[start of MATERIAL FOR THE TASK]

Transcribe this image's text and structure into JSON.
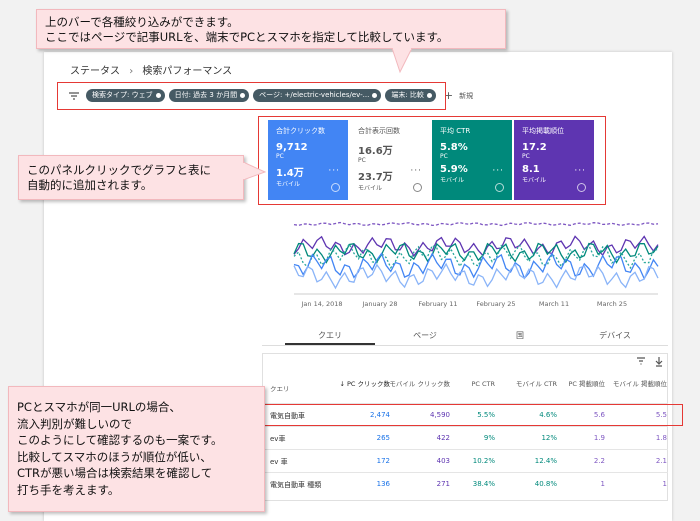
{
  "callouts": {
    "top": [
      "上のバーで各種絞り込みができます。",
      "ここではページで記事URLを、端末でPCとスマホを指定して比較しています。"
    ],
    "panel": [
      "このパネルクリックでグラフと表に",
      "自動的に追加されます。"
    ],
    "table": [
      "PCとスマホが同一URLの場合、",
      "流入判別が難しいので",
      "このようにして確認するのも一案です。",
      "比較してスマホのほうが順位が低い、",
      "CTRが悪い場合は検索結果を確認して",
      "打ち手を考えます。"
    ]
  },
  "breadcrumb": [
    "ステータス",
    "検索パフォーマンス"
  ],
  "filters": [
    "検索タイプ: ウェブ",
    "日付: 過去 3 か月間",
    "ページ: +/electric-vehicles/ev-...",
    "端末: 比較"
  ],
  "new_filter": "新規",
  "metrics": [
    {
      "label": "合計クリック数",
      "pc_value": "9,712",
      "pc_label": "PC",
      "mobile_value": "1.4万",
      "mobile_label": "モバイル"
    },
    {
      "label": "合計表示回数",
      "pc_value": "16.6万",
      "pc_label": "PC",
      "mobile_value": "23.7万",
      "mobile_label": "モバイル"
    },
    {
      "label": "平均 CTR",
      "pc_value": "5.8%",
      "pc_label": "PC",
      "mobile_value": "5.9%",
      "mobile_label": "モバイル"
    },
    {
      "label": "平均掲載順位",
      "pc_value": "17.2",
      "pc_label": "PC",
      "mobile_value": "8.1",
      "mobile_label": "モバイル"
    }
  ],
  "chart_dates": [
    "Jan 14, 2018",
    "January 28",
    "February 11",
    "February 25",
    "March 11",
    "March 25"
  ],
  "tabs": [
    "クエリ",
    "ページ",
    "国",
    "デバイス"
  ],
  "table": {
    "header": [
      "クエリ",
      "↓ PC クリック数",
      "モバイル クリック数",
      "PC CTR",
      "モバイル CTR",
      "PC 掲載順位",
      "モバイル 掲載順位"
    ],
    "rows": [
      [
        "電気自動車",
        "2,474",
        "4,590",
        "5.5%",
        "4.6%",
        "5.6",
        "5.5"
      ],
      [
        "ev車",
        "265",
        "422",
        "9%",
        "12%",
        "1.9",
        "1.8"
      ],
      [
        "ev 車",
        "172",
        "403",
        "10.2%",
        "12.4%",
        "2.2",
        "2.1"
      ],
      [
        "電気自動車 種類",
        "136",
        "271",
        "38.4%",
        "40.8%",
        "1",
        "1"
      ]
    ]
  }
}
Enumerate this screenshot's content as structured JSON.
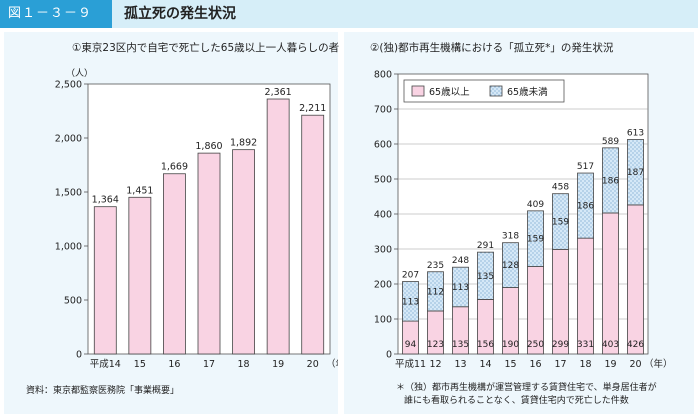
{
  "header": {
    "badge": "図１－３－９",
    "title": "孤立死の発生状況"
  },
  "chart_data": [
    {
      "type": "bar",
      "title": "①東京23区内で自宅で死亡した65歳以上一人暮らしの者",
      "ylabel": "（人）",
      "xunit": "（年）",
      "categories": [
        "平成14",
        "15",
        "16",
        "17",
        "18",
        "19",
        "20"
      ],
      "values": [
        1364,
        1451,
        1669,
        1860,
        1892,
        2361,
        2211
      ],
      "value_labels": [
        "1,364",
        "1,451",
        "1,669",
        "1,860",
        "1,892",
        "2,361",
        "2,211"
      ],
      "yticks": [
        0,
        500,
        1000,
        1500,
        2000,
        2500
      ],
      "ytick_labels": [
        "0",
        "500",
        "1,000",
        "1,500",
        "2,000",
        "2,500"
      ],
      "ylim": [
        0,
        2500
      ],
      "color": "#f9d3e3",
      "source": "資料：東京都監察医務院「事業概要」"
    },
    {
      "type": "bar",
      "stacked": true,
      "title": "②(独)都市再生機構における「孤立死*」の発生状況",
      "xunit": "（年）",
      "categories": [
        "平成11",
        "12",
        "13",
        "14",
        "15",
        "16",
        "17",
        "18",
        "19",
        "20"
      ],
      "series": [
        {
          "name": "65歳以上",
          "values": [
            94,
            123,
            135,
            156,
            190,
            250,
            299,
            331,
            403,
            426
          ],
          "color": "#f9d3e3"
        },
        {
          "name": "65歳未満",
          "values": [
            113,
            112,
            113,
            135,
            128,
            159,
            159,
            186,
            186,
            187
          ],
          "color": "#d5e8f7"
        }
      ],
      "totals": [
        207,
        235,
        248,
        291,
        318,
        409,
        458,
        517,
        589,
        613
      ],
      "yticks": [
        0,
        100,
        200,
        300,
        400,
        500,
        600,
        700,
        800
      ],
      "ylim": [
        0,
        800
      ],
      "legend_position": "top-left",
      "footnote_line1": "＊（独）都市再生機構が運営管理する賃貸住宅で、単身居住者が",
      "footnote_line2": "誰にも看取られることなく、賃貸住宅内で死亡した件数"
    }
  ]
}
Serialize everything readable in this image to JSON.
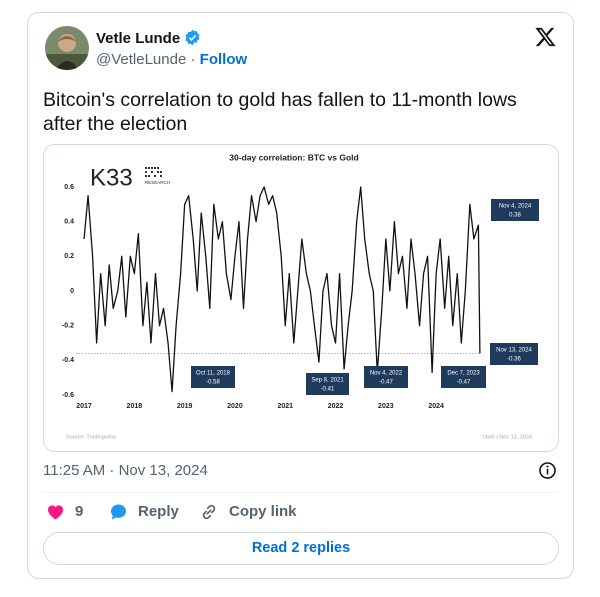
{
  "tweet": {
    "name": "Vetle Lunde",
    "handle": "@VetleLunde",
    "separator": "·",
    "follow": "Follow",
    "text": "Bitcoin's correlation to gold has fallen to 11-month lows after the election",
    "timestamp": "11:25 AM · Nov 13, 2024",
    "likes": "9",
    "reply": "Reply",
    "copy_link": "Copy link",
    "read_replies": "Read 2 replies"
  },
  "chart_data": {
    "type": "line",
    "title": "30-day correlation: BTC vs Gold",
    "logo": "K33",
    "logo_sub": "RESEARCH",
    "source": "Source: Tradingview",
    "date_note": "Date | Nov 13, 2024",
    "x": [
      2017.0,
      2017.08,
      2017.17,
      2017.25,
      2017.33,
      2017.42,
      2017.5,
      2017.58,
      2017.67,
      2017.75,
      2017.83,
      2017.92,
      2018.0,
      2018.08,
      2018.17,
      2018.25,
      2018.33,
      2018.42,
      2018.5,
      2018.58,
      2018.67,
      2018.75,
      2018.83,
      2018.92,
      2019.0,
      2019.08,
      2019.17,
      2019.25,
      2019.33,
      2019.42,
      2019.5,
      2019.58,
      2019.67,
      2019.75,
      2019.83,
      2019.92,
      2020.0,
      2020.08,
      2020.17,
      2020.25,
      2020.33,
      2020.42,
      2020.5,
      2020.58,
      2020.67,
      2020.75,
      2020.83,
      2020.92,
      2021.0,
      2021.08,
      2021.17,
      2021.25,
      2021.33,
      2021.42,
      2021.5,
      2021.58,
      2021.67,
      2021.75,
      2021.83,
      2021.92,
      2022.0,
      2022.08,
      2022.17,
      2022.25,
      2022.33,
      2022.42,
      2022.5,
      2022.58,
      2022.67,
      2022.75,
      2022.83,
      2022.92,
      2023.0,
      2023.08,
      2023.17,
      2023.25,
      2023.33,
      2023.42,
      2023.5,
      2023.58,
      2023.67,
      2023.75,
      2023.83,
      2023.92,
      2024.0,
      2024.08,
      2024.17,
      2024.25,
      2024.33,
      2024.42,
      2024.5,
      2024.58,
      2024.67,
      2024.75,
      2024.84,
      2024.87
    ],
    "series": [
      {
        "name": "BTC vs Gold",
        "color": "#111111",
        "values": [
          0.3,
          0.55,
          0.2,
          -0.3,
          0.1,
          -0.2,
          0.15,
          -0.1,
          0.0,
          0.2,
          -0.15,
          0.2,
          0.1,
          0.33,
          -0.2,
          0.05,
          -0.3,
          0.1,
          -0.2,
          -0.1,
          -0.3,
          -0.58,
          -0.2,
          0.1,
          0.5,
          0.55,
          0.3,
          0.0,
          0.45,
          0.2,
          -0.1,
          0.5,
          0.3,
          0.4,
          0.1,
          -0.05,
          0.2,
          0.4,
          -0.1,
          0.3,
          0.55,
          0.4,
          0.55,
          0.6,
          0.5,
          0.55,
          0.45,
          0.2,
          -0.2,
          0.1,
          -0.3,
          0.0,
          0.3,
          0.1,
          0.0,
          -0.2,
          -0.41,
          0.0,
          0.1,
          -0.2,
          -0.3,
          0.1,
          -0.45,
          -0.2,
          0.0,
          0.4,
          0.6,
          0.3,
          0.1,
          0.0,
          -0.47,
          -0.1,
          0.3,
          0.0,
          0.4,
          0.1,
          0.2,
          -0.1,
          0.3,
          0.1,
          -0.2,
          0.1,
          0.2,
          -0.47,
          0.1,
          0.3,
          -0.1,
          0.2,
          -0.2,
          0.1,
          -0.3,
          0.0,
          0.5,
          0.3,
          0.38,
          -0.36
        ]
      }
    ],
    "annotations": [
      {
        "label": "Oct 11, 2018",
        "value": -0.58
      },
      {
        "label": "Sep 8, 2021",
        "value": -0.41
      },
      {
        "label": "Nov 4, 2022",
        "value": -0.47
      },
      {
        "label": "Dec 7, 2023",
        "value": -0.47
      },
      {
        "label": "Nov 4, 2024",
        "value": 0.38
      },
      {
        "label": "Nov 13, 2024",
        "value": -0.36
      }
    ],
    "reference_line": -0.36,
    "xlim": [
      2016.84,
      2025.2
    ],
    "xticks": [
      2017,
      2018,
      2019,
      2020,
      2021,
      2022,
      2023,
      2024
    ],
    "ylim": [
      -0.623,
      0.646
    ],
    "yticks": [
      0.6,
      0.4,
      0.2,
      0,
      -0.2,
      -0.4,
      -0.6
    ]
  }
}
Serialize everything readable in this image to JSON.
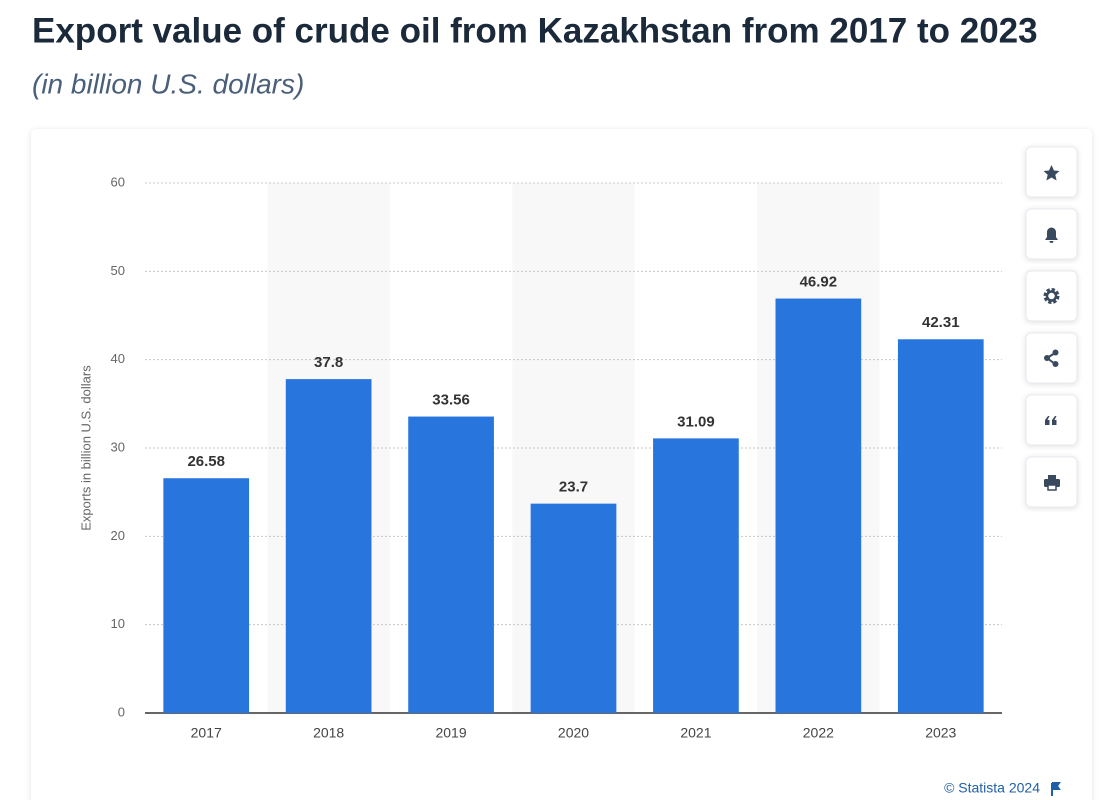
{
  "chart_data": {
    "type": "bar",
    "title": "Export value of crude oil from Kazakhstan from 2017 to 2023",
    "subtitle": "(in billion U.S. dollars)",
    "y_label": "Exports in billion U.S. dollars",
    "categories": [
      "2017",
      "2018",
      "2019",
      "2020",
      "2021",
      "2022",
      "2023"
    ],
    "values": [
      26.58,
      37.8,
      33.56,
      23.7,
      31.09,
      46.92,
      42.31
    ],
    "color": "#2876dd",
    "ylim": [
      0,
      60
    ],
    "yticks": [
      0,
      10,
      20,
      30,
      40,
      50,
      60
    ],
    "grid": true,
    "credit": "© Statista 2024"
  }
}
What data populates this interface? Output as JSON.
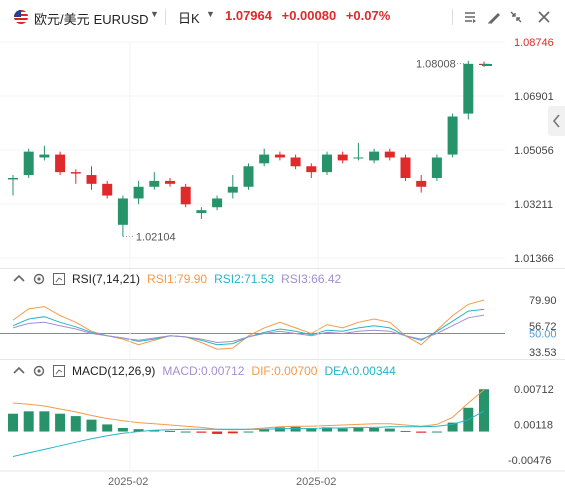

[end of MATERIAL FOR THE TASK]

CHALLENGE -> In the listing above, find the lines holding the word "billion" and copy them.

REPLY TO THE EXERCISE ->
    "subtitle": "(in billion U.S. dollars)",
    "y_label": "Exports in billion U.S. dollars",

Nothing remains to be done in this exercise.